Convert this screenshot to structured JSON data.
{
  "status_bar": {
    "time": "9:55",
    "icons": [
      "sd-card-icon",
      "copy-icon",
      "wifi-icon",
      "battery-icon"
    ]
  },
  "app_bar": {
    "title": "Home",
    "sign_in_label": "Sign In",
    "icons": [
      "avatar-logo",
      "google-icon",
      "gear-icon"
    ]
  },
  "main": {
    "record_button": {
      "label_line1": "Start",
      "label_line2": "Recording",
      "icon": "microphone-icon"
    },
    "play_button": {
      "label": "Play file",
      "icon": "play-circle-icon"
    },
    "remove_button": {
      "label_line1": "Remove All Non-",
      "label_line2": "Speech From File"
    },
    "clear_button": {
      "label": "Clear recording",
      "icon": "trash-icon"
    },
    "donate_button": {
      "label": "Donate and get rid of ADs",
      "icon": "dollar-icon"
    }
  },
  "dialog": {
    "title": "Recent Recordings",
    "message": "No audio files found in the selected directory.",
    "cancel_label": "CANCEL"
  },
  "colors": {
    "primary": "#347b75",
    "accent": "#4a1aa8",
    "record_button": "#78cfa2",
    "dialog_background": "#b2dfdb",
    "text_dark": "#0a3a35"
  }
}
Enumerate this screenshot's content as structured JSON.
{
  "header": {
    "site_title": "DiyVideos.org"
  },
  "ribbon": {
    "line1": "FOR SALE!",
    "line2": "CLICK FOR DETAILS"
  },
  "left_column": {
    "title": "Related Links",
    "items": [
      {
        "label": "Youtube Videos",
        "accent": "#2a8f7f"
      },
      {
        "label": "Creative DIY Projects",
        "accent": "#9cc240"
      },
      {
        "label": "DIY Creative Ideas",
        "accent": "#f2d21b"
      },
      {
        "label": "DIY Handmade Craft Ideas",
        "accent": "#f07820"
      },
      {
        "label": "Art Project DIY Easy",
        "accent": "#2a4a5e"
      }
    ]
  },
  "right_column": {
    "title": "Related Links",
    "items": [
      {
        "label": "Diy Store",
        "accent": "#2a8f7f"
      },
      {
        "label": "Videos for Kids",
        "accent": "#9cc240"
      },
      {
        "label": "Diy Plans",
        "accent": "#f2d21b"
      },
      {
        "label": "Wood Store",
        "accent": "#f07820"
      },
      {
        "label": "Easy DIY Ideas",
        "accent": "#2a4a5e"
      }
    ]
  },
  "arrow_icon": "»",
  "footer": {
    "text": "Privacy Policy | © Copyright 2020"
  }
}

● The task
Copy all the lines, exactly.

● Task solution
Convert this screenshot to structured JSON data.
{
  "status_bar": {
    "time": "9:55",
    "icons": [
      "sd-card-icon",
      "copy-icon",
      "wifi-icon",
      "battery-icon"
    ]
  },
  "app_bar": {
    "title": "Home",
    "sign_in_label": "Sign In",
    "icons": [
      "avatar-logo",
      "google-icon",
      "gear-icon"
    ]
  },
  "main": {
    "record_button": {
      "label_line1": "Start",
      "label_line2": "Recording",
      "icon": "microphone-icon"
    },
    "play_button": {
      "label": "Play file",
      "icon": "play-circle-icon"
    },
    "remove_button": {
      "label_line1": "Remove All Non-",
      "label_line2": "Speech From File"
    },
    "clear_button": {
      "label": "Clear recording",
      "icon": "trash-icon"
    },
    "donate_button": {
      "label": "Donate and get rid of ADs",
      "icon": "dollar-icon"
    }
  },
  "dialog": {
    "title": "Recent Recordings",
    "message": "No audio files found in the selected directory.",
    "cancel_label": "CANCEL"
  },
  "colors": {
    "primary": "#347b75",
    "accent": "#4a1aa8",
    "record_button": "#78cfa2",
    "dialog_background": "#b2dfdb",
    "text_dark": "#0a3a35"
  }
}
Enumerate this screenshot's content as structured JSON.
{
  "header": {
    "site_title": "DiyVideos.org"
  },
  "ribbon": {
    "line1": "FOR SALE!",
    "line2": "CLICK FOR DETAILS"
  },
  "left_column": {
    "title": "Related Links",
    "items": [
      {
        "label": "Youtube Videos",
        "accent": "#2a8f7f"
      },
      {
        "label": "Creative DIY Projects",
        "accent": "#9cc240"
      },
      {
        "label": "DIY Creative Ideas",
        "accent": "#f2d21b"
      },
      {
        "label": "DIY Handmade Craft Ideas",
        "accent": "#f07820"
      },
      {
        "label": "Art Project DIY Easy",
        "accent": "#2a4a5e"
      }
    ]
  },
  "right_column": {
    "title": "Related Links",
    "items": [
      {
        "label": "Diy Store",
        "accent": "#2a8f7f"
      },
      {
        "label": "Videos for Kids",
        "accent": "#9cc240"
      },
      {
        "label": "Diy Plans",
        "accent": "#f2d21b"
      },
      {
        "label": "Wood Store",
        "accent": "#f07820"
      },
      {
        "label": "Easy DIY Ideas",
        "accent": "#2a4a5e"
      }
    ]
  },
  "arrow_icon": "»",
  "footer": {
    "text": "Privacy Policy | © Copyright 2020"
  }
}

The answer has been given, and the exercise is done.